───── Stored records

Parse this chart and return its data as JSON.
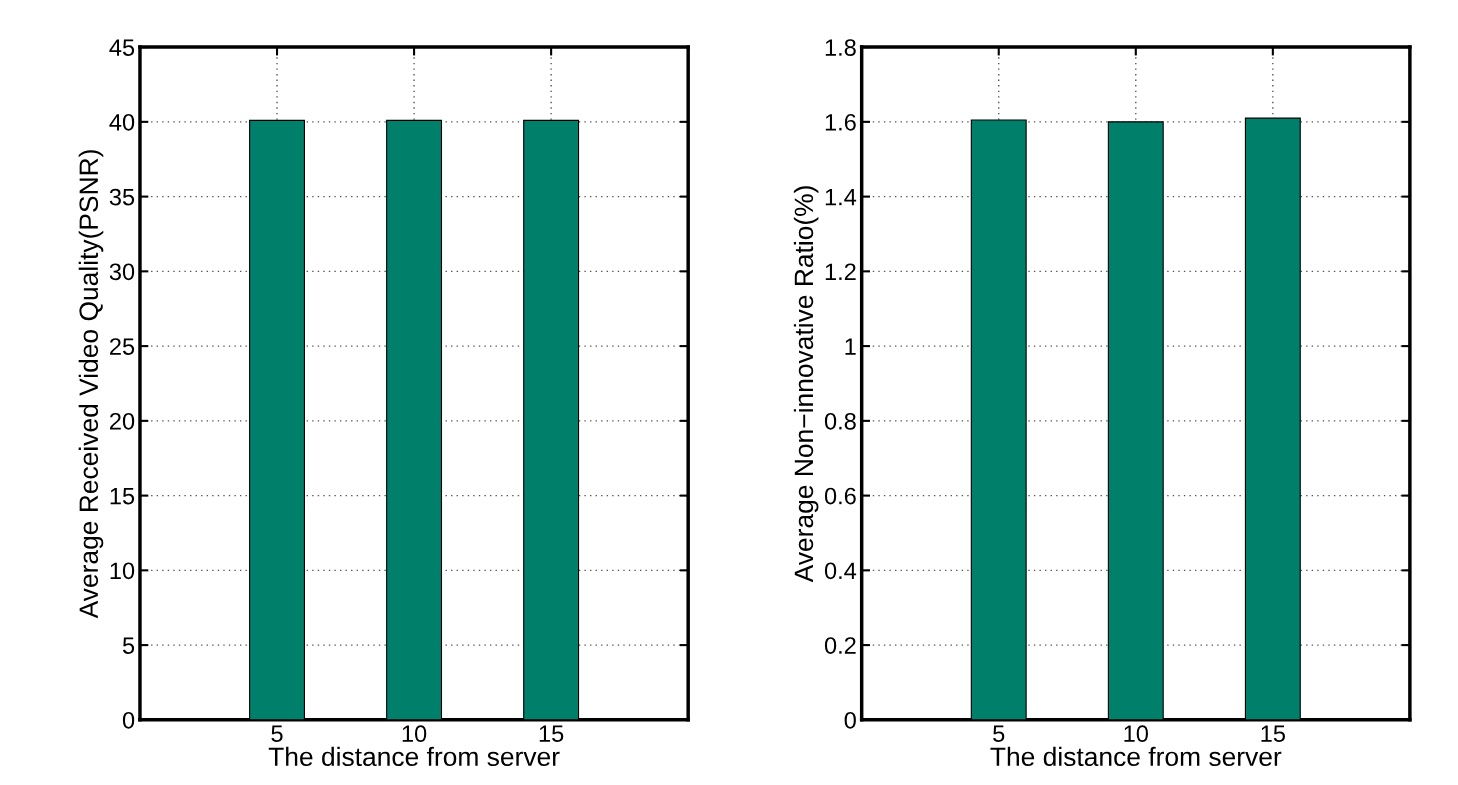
{
  "chart_data": [
    {
      "type": "bar",
      "x": [
        5,
        10,
        15
      ],
      "values": [
        40.1,
        40.1,
        40.1
      ],
      "color": "#00806a",
      "xlim": [
        0,
        20
      ],
      "xticks": [
        5,
        10,
        15
      ],
      "ylim": [
        0,
        45
      ],
      "yticks": [
        0,
        5,
        10,
        15,
        20,
        25,
        30,
        35,
        40,
        45
      ],
      "xlabel": "The distance from server",
      "ylabel": "Average Received Video Quality(PSNR)",
      "grid": true
    },
    {
      "type": "bar",
      "x": [
        5,
        10,
        15
      ],
      "values": [
        1.605,
        1.6,
        1.61
      ],
      "color": "#00806a",
      "xlim": [
        0,
        20
      ],
      "xticks": [
        5,
        10,
        15
      ],
      "ylim": [
        0,
        1.8
      ],
      "yticks": [
        0,
        0.2,
        0.4,
        0.6,
        0.8,
        1,
        1.2,
        1.4,
        1.6,
        1.8
      ],
      "xlabel": "The distance from server",
      "ylabel": "Average Non−innovative Ratio(%)",
      "grid": true
    }
  ]
}
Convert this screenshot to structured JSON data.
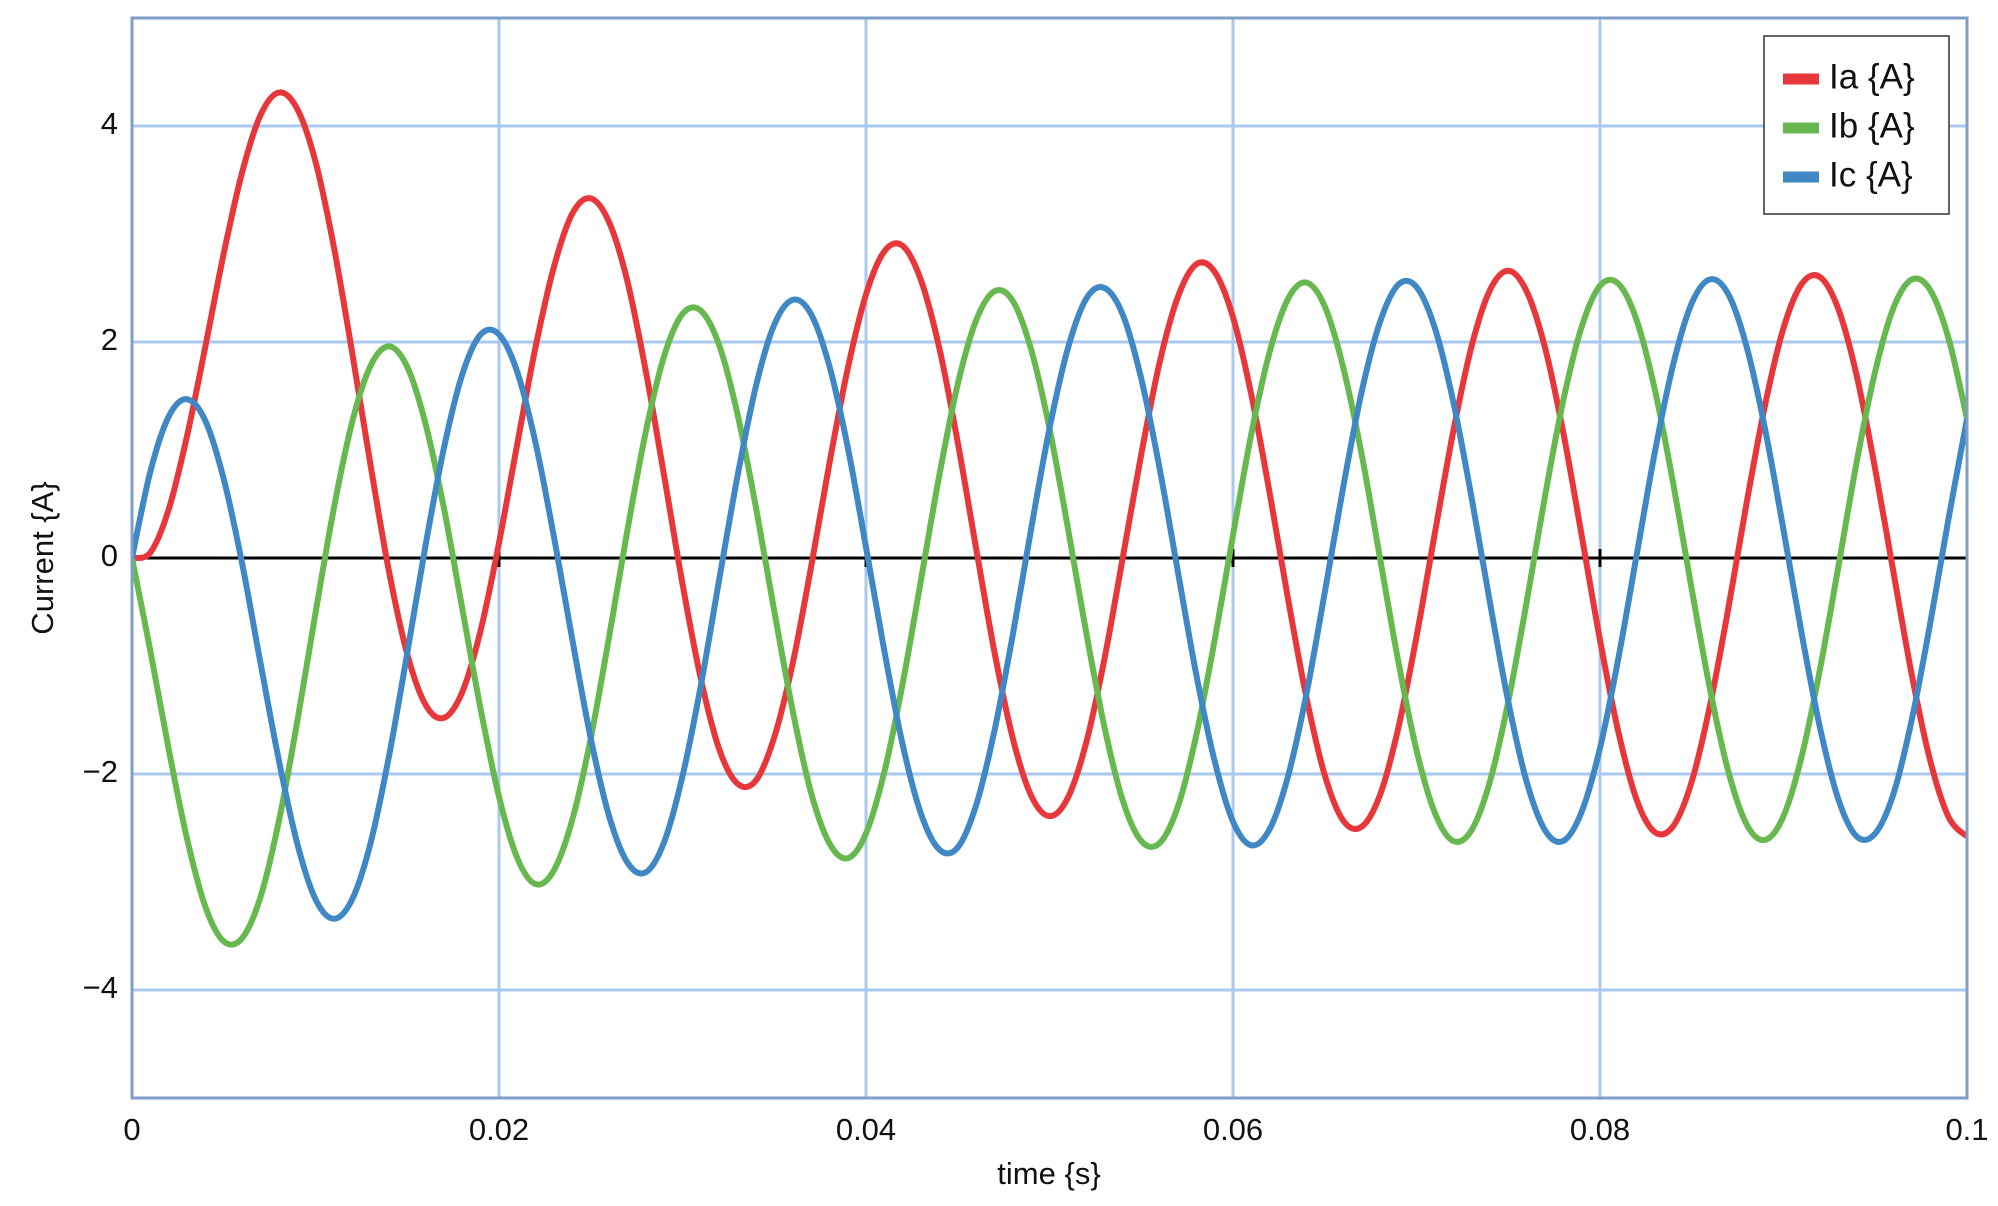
{
  "chart_data": {
    "type": "line",
    "x_label": "time {s}",
    "y_label": "Current {A}",
    "x": [
      0,
      0.001,
      0.002,
      0.003,
      0.004,
      0.005,
      0.006,
      0.007,
      0.008,
      0.009,
      0.01,
      0.011,
      0.012,
      0.013,
      0.014,
      0.015,
      0.016,
      0.017,
      0.018,
      0.019,
      0.02,
      0.021,
      0.022,
      0.023,
      0.024,
      0.025,
      0.026,
      0.027,
      0.028,
      0.029,
      0.03,
      0.031,
      0.032,
      0.033,
      0.034,
      0.035,
      0.036,
      0.037,
      0.038,
      0.039,
      0.04,
      0.041,
      0.042,
      0.043,
      0.044,
      0.045,
      0.046,
      0.047,
      0.048,
      0.049,
      0.05,
      0.051,
      0.052,
      0.053,
      0.054,
      0.055,
      0.056,
      0.057,
      0.058,
      0.059,
      0.06,
      0.061,
      0.062,
      0.063,
      0.064,
      0.065,
      0.066,
      0.067,
      0.068,
      0.069,
      0.07,
      0.071,
      0.072,
      0.073,
      0.074,
      0.075,
      0.076,
      0.077,
      0.078,
      0.079,
      0.08,
      0.081,
      0.082,
      0.083,
      0.084,
      0.085,
      0.086,
      0.087,
      0.088,
      0.089,
      0.09,
      0.091,
      0.092,
      0.093,
      0.094,
      0.095,
      0.096,
      0.097,
      0.098,
      0.099,
      0.1
    ],
    "series": [
      {
        "name": "Ia {A}",
        "color": "#e8373a",
        "values": [
          0,
          0.05,
          0.45,
          1.13,
          1.96,
          2.82,
          3.57,
          4.1,
          4.31,
          4.16,
          3.67,
          2.88,
          1.9,
          0.86,
          -0.12,
          -0.89,
          -1.36,
          -1.48,
          -1.24,
          -0.67,
          0.14,
          1.06,
          1.96,
          2.7,
          3.19,
          3.33,
          3.11,
          2.56,
          1.73,
          0.76,
          -0.24,
          -1.12,
          -1.77,
          -2.09,
          -2.06,
          -1.66,
          -0.98,
          -0.09,
          0.87,
          1.75,
          2.44,
          2.84,
          2.89,
          2.57,
          1.94,
          1.07,
          0.09,
          -0.87,
          -1.67,
          -2.2,
          -2.39,
          -2.22,
          -1.71,
          -0.93,
          0.01,
          0.96,
          1.81,
          2.42,
          2.72,
          2.65,
          2.23,
          1.51,
          0.6,
          -0.38,
          -1.29,
          -2.01,
          -2.43,
          -2.49,
          -2.2,
          -1.58,
          -0.73,
          0.23,
          1.17,
          1.96,
          2.48,
          2.66,
          2.47,
          1.95,
          1.16,
          0.21,
          -0.76,
          -1.61,
          -2.24,
          -2.54,
          -2.48,
          -2.07,
          -1.36,
          -0.46,
          0.52,
          1.42,
          2.13,
          2.54,
          2.6,
          2.3,
          1.68,
          0.82,
          -0.14,
          -1.09,
          -1.88,
          -2.4,
          -2.58
        ]
      },
      {
        "name": "Ib {A}",
        "color": "#66b84f",
        "values": [
          0,
          -0.86,
          -1.77,
          -2.6,
          -3.23,
          -3.55,
          -3.52,
          -3.14,
          -2.44,
          -1.52,
          -0.51,
          0.46,
          1.26,
          1.78,
          1.96,
          1.77,
          1.24,
          0.46,
          -0.47,
          -1.4,
          -2.21,
          -2.78,
          -3.02,
          -2.89,
          -2.42,
          -1.67,
          -0.73,
          0.26,
          1.17,
          1.87,
          2.26,
          2.29,
          1.97,
          1.33,
          0.47,
          -0.49,
          -1.41,
          -2.17,
          -2.64,
          -2.78,
          -2.55,
          -1.98,
          -1.16,
          -0.2,
          0.77,
          1.61,
          2.2,
          2.47,
          2.38,
          1.93,
          1.2,
          0.28,
          -0.69,
          -1.57,
          -2.25,
          -2.62,
          -2.64,
          -2.3,
          -1.64,
          -0.76,
          0.21,
          1.15,
          1.91,
          2.4,
          2.55,
          2.33,
          1.77,
          0.97,
          0.01,
          -0.95,
          -1.78,
          -2.36,
          -2.62,
          -2.52,
          -2.07,
          -1.33,
          -0.41,
          0.57,
          1.46,
          2.14,
          2.52,
          2.54,
          2.2,
          1.55,
          0.68,
          -0.29,
          -1.22,
          -1.98,
          -2.47,
          -2.61,
          -2.39,
          -1.83,
          -1.02,
          -0.07,
          0.9,
          1.73,
          2.32,
          2.58,
          2.48,
          2.03,
          1.29
        ]
      },
      {
        "name": "Ic {A}",
        "color": "#3f88c5",
        "values": [
          0,
          0.8,
          1.31,
          1.47,
          1.27,
          0.73,
          -0.05,
          -0.97,
          -1.87,
          -2.64,
          -3.16,
          -3.34,
          -3.16,
          -2.64,
          -1.84,
          -0.88,
          0.12,
          1.02,
          1.7,
          2.07,
          2.07,
          1.72,
          1.06,
          0.19,
          -0.76,
          -1.67,
          -2.39,
          -2.82,
          -2.91,
          -2.63,
          -2.02,
          -1.18,
          -0.2,
          0.76,
          1.59,
          2.16,
          2.39,
          2.26,
          1.78,
          1.03,
          0.1,
          -0.86,
          -1.73,
          -2.37,
          -2.7,
          -2.68,
          -2.29,
          -1.6,
          -0.71,
          0.27,
          1.2,
          1.94,
          2.4,
          2.5,
          2.25,
          1.66,
          0.83,
          -0.13,
          -1.08,
          -1.88,
          -2.44,
          -2.66,
          -2.51,
          -2.02,
          -1.26,
          -0.32,
          0.65,
          1.53,
          2.18,
          2.53,
          2.51,
          2.13,
          1.45,
          0.56,
          -0.41,
          -1.33,
          -2.07,
          -2.52,
          -2.62,
          -2.35,
          -1.76,
          -0.93,
          0.03,
          0.99,
          1.8,
          2.36,
          2.58,
          2.44,
          1.95,
          1.19,
          0.26,
          -0.71,
          -1.58,
          -2.24,
          -2.58,
          -2.55,
          -2.18,
          -1.49,
          -0.6,
          0.37,
          1.29
        ]
      }
    ],
    "xlim": [
      0,
      0.1
    ],
    "ylim": [
      -5,
      5
    ],
    "xticks": [
      0,
      0.02,
      0.04,
      0.06,
      0.08,
      0.1
    ],
    "yticks": [
      {
        "value": -4,
        "label": "−4"
      },
      {
        "value": -2,
        "label": "−2"
      },
      0,
      2,
      4
    ],
    "grid": true,
    "legend": "upper right"
  }
}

──────────

● Requirements: Make an exact copy of the data above, pictures excluded.

● Answer to this task:
Parse this chart and return its data as JSON.
{
  "chart_data": [
    {
      "type": "bar",
      "x": [
        5,
        10,
        15
      ],
      "values": [
        40.1,
        40.1,
        40.1
      ],
      "color": "#00806a",
      "xlim": [
        0,
        20
      ],
      "xticks": [
        5,
        10,
        15
      ],
      "ylim": [
        0,
        45
      ],
      "yticks": [
        0,
        5,
        10,
        15,
        20,
        25,
        30,
        35,
        40,
        45
      ],
      "xlabel": "The distance from server",
      "ylabel": "Average Received Video Quality(PSNR)",
      "grid": true
    },
    {
      "type": "bar",
      "x": [
        5,
        10,
        15
      ],
      "values": [
        1.605,
        1.6,
        1.61
      ],
      "color": "#00806a",
      "xlim": [
        0,
        20
      ],
      "xticks": [
        5,
        10,
        15
      ],
      "ylim": [
        0,
        1.8
      ],
      "yticks": [
        0,
        0.2,
        0.4,
        0.6,
        0.8,
        1,
        1.2,
        1.4,
        1.6,
        1.8
      ],
      "xlabel": "The distance from server",
      "ylabel": "Average Non−innovative Ratio(%)",
      "grid": true
    }
  ]
}
Convert this screenshot to structured JSON data.
{
  "chart_data": {
    "type": "line",
    "x_label": "time {s}",
    "y_label": "Current {A}",
    "x": [
      0,
      0.001,
      0.002,
      0.003,
      0.004,
      0.005,
      0.006,
      0.007,
      0.008,
      0.009,
      0.01,
      0.011,
      0.012,
      0.013,
      0.014,
      0.015,
      0.016,
      0.017,
      0.018,
      0.019,
      0.02,
      0.021,
      0.022,
      0.023,
      0.024,
      0.025,
      0.026,
      0.027,
      0.028,
      0.029,
      0.03,
      0.031,
      0.032,
      0.033,
      0.034,
      0.035,
      0.036,
      0.037,
      0.038,
      0.039,
      0.04,
      0.041,
      0.042,
      0.043,
      0.044,
      0.045,
      0.046,
      0.047,
      0.048,
      0.049,
      0.05,
      0.051,
      0.052,
      0.053,
      0.054,
      0.055,
      0.056,
      0.057,
      0.058,
      0.059,
      0.06,
      0.061,
      0.062,
      0.063,
      0.064,
      0.065,
      0.066,
      0.067,
      0.068,
      0.069,
      0.07,
      0.071,
      0.072,
      0.073,
      0.074,
      0.075,
      0.076,
      0.077,
      0.078,
      0.079,
      0.08,
      0.081,
      0.082,
      0.083,
      0.084,
      0.085,
      0.086,
      0.087,
      0.088,
      0.089,
      0.09,
      0.091,
      0.092,
      0.093,
      0.094,
      0.095,
      0.096,
      0.097,
      0.098,
      0.099,
      0.1
    ],
    "series": [
      {
        "name": "Ia {A}",
        "color": "#e8373a",
        "values": [
          0,
          0.05,
          0.45,
          1.13,
          1.96,
          2.82,
          3.57,
          4.1,
          4.31,
          4.16,
          3.67,
          2.88,
          1.9,
          0.86,
          -0.12,
          -0.89,
          -1.36,
          -1.48,
          -1.24,
          -0.67,
          0.14,
          1.06,
          1.96,
          2.7,
          3.19,
          3.33,
          3.11,
          2.56,
          1.73,
          0.76,
          -0.24,
          -1.12,
          -1.77,
          -2.09,
          -2.06,
          -1.66,
          -0.98,
          -0.09,
          0.87,
          1.75,
          2.44,
          2.84,
          2.89,
          2.57,
          1.94,
          1.07,
          0.09,
          -0.87,
          -1.67,
          -2.2,
          -2.39,
          -2.22,
          -1.71,
          -0.93,
          0.01,
          0.96,
          1.81,
          2.42,
          2.72,
          2.65,
          2.23,
          1.51,
          0.6,
          -0.38,
          -1.29,
          -2.01,
          -2.43,
          -2.49,
          -2.2,
          -1.58,
          -0.73,
          0.23,
          1.17,
          1.96,
          2.48,
          2.66,
          2.47,
          1.95,
          1.16,
          0.21,
          -0.76,
          -1.61,
          -2.24,
          -2.54,
          -2.48,
          -2.07,
          -1.36,
          -0.46,
          0.52,
          1.42,
          2.13,
          2.54,
          2.6,
          2.3,
          1.68,
          0.82,
          -0.14,
          -1.09,
          -1.88,
          -2.4,
          -2.58
        ]
      },
      {
        "name": "Ib {A}",
        "color": "#66b84f",
        "values": [
          0,
          -0.86,
          -1.77,
          -2.6,
          -3.23,
          -3.55,
          -3.52,
          -3.14,
          -2.44,
          -1.52,
          -0.51,
          0.46,
          1.26,
          1.78,
          1.96,
          1.77,
          1.24,
          0.46,
          -0.47,
          -1.4,
          -2.21,
          -2.78,
          -3.02,
          -2.89,
          -2.42,
          -1.67,
          -0.73,
          0.26,
          1.17,
          1.87,
          2.26,
          2.29,
          1.97,
          1.33,
          0.47,
          -0.49,
          -1.41,
          -2.17,
          -2.64,
          -2.78,
          -2.55,
          -1.98,
          -1.16,
          -0.2,
          0.77,
          1.61,
          2.2,
          2.47,
          2.38,
          1.93,
          1.2,
          0.28,
          -0.69,
          -1.57,
          -2.25,
          -2.62,
          -2.64,
          -2.3,
          -1.64,
          -0.76,
          0.21,
          1.15,
          1.91,
          2.4,
          2.55,
          2.33,
          1.77,
          0.97,
          0.01,
          -0.95,
          -1.78,
          -2.36,
          -2.62,
          -2.52,
          -2.07,
          -1.33,
          -0.41,
          0.57,
          1.46,
          2.14,
          2.52,
          2.54,
          2.2,
          1.55,
          0.68,
          -0.29,
          -1.22,
          -1.98,
          -2.47,
          -2.61,
          -2.39,
          -1.83,
          -1.02,
          -0.07,
          0.9,
          1.73,
          2.32,
          2.58,
          2.48,
          2.03,
          1.29
        ]
      },
      {
        "name": "Ic {A}",
        "color": "#3f88c5",
        "values": [
          0,
          0.8,
          1.31,
          1.47,
          1.27,
          0.73,
          -0.05,
          -0.97,
          -1.87,
          -2.64,
          -3.16,
          -3.34,
          -3.16,
          -2.64,
          -1.84,
          -0.88,
          0.12,
          1.02,
          1.7,
          2.07,
          2.07,
          1.72,
          1.06,
          0.19,
          -0.76,
          -1.67,
          -2.39,
          -2.82,
          -2.91,
          -2.63,
          -2.02,
          -1.18,
          -0.2,
          0.76,
          1.59,
          2.16,
          2.39,
          2.26,
          1.78,
          1.03,
          0.1,
          -0.86,
          -1.73,
          -2.37,
          -2.7,
          -2.68,
          -2.29,
          -1.6,
          -0.71,
          0.27,
          1.2,
          1.94,
          2.4,
          2.5,
          2.25,
          1.66,
          0.83,
          -0.13,
          -1.08,
          -1.88,
          -2.44,
          -2.66,
          -2.51,
          -2.02,
          -1.26,
          -0.32,
          0.65,
          1.53,
          2.18,
          2.53,
          2.51,
          2.13,
          1.45,
          0.56,
          -0.41,
          -1.33,
          -2.07,
          -2.52,
          -2.62,
          -2.35,
          -1.76,
          -0.93,
          0.03,
          0.99,
          1.8,
          2.36,
          2.58,
          2.44,
          1.95,
          1.19,
          0.26,
          -0.71,
          -1.58,
          -2.24,
          -2.58,
          -2.55,
          -2.18,
          -1.49,
          -0.6,
          0.37,
          1.29
        ]
      }
    ],
    "xlim": [
      0,
      0.1
    ],
    "ylim": [
      -5,
      5
    ],
    "xticks": [
      0,
      0.02,
      0.04,
      0.06,
      0.08,
      0.1
    ],
    "yticks": [
      {
        "value": -4,
        "label": "−4"
      },
      {
        "value": -2,
        "label": "−2"
      },
      0,
      2,
      4
    ],
    "grid": true,
    "legend": "upper right"
  }
}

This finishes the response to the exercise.